▶ _Your goal_
Of the lines in the data below, count the ones holding the string "information", and answer with that number only.

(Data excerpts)

####################

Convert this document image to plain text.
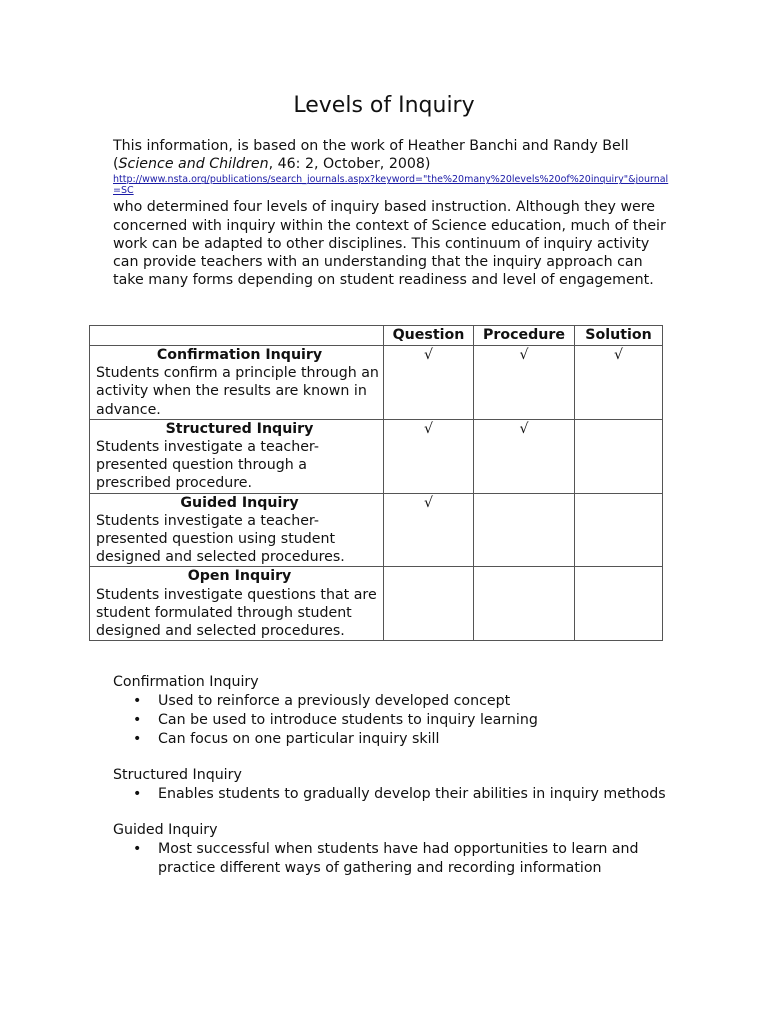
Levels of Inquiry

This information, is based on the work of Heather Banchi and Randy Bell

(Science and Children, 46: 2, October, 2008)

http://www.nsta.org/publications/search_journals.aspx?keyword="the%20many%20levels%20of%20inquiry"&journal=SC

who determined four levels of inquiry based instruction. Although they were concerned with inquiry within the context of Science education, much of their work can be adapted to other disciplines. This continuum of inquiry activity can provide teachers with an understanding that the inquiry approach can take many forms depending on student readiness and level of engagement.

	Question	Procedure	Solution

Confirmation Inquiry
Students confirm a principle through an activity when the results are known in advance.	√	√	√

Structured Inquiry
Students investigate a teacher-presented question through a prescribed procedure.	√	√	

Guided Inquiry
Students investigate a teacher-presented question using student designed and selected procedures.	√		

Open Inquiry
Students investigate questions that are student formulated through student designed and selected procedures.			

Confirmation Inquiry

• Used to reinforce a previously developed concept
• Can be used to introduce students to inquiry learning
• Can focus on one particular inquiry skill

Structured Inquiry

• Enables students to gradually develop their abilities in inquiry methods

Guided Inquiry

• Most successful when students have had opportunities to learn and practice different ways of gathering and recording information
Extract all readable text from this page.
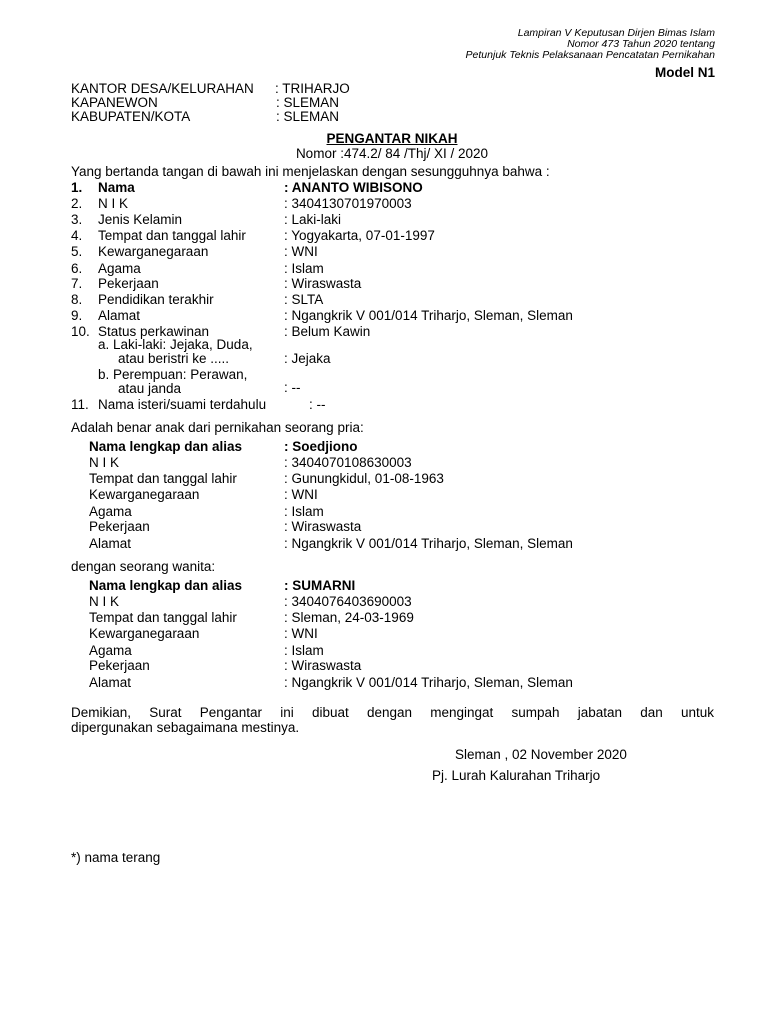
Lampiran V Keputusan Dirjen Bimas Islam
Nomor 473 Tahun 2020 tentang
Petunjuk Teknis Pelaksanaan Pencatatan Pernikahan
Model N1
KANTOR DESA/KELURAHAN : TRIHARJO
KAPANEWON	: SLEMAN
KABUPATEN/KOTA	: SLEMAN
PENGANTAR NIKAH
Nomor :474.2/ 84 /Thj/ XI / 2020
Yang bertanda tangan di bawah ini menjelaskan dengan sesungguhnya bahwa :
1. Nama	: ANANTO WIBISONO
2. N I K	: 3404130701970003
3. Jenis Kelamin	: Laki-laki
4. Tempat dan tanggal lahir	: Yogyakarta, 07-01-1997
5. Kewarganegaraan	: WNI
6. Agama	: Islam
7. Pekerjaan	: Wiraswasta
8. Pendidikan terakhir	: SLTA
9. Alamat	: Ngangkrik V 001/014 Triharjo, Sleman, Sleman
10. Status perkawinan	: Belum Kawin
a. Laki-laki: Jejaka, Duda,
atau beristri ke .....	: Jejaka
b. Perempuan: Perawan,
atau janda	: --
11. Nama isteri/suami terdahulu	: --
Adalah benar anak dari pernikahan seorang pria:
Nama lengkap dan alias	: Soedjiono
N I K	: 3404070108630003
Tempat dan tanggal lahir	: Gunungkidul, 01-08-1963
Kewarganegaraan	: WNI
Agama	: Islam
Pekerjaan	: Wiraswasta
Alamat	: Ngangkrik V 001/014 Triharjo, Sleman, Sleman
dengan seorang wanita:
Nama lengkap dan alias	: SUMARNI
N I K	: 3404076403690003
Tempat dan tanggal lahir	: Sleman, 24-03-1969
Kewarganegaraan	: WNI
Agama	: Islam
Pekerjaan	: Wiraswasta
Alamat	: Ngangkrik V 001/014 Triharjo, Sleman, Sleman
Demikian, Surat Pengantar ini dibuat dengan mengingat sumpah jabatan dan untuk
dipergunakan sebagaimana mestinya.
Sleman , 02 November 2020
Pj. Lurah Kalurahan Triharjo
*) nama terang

####################

▶ _Response to this task_
2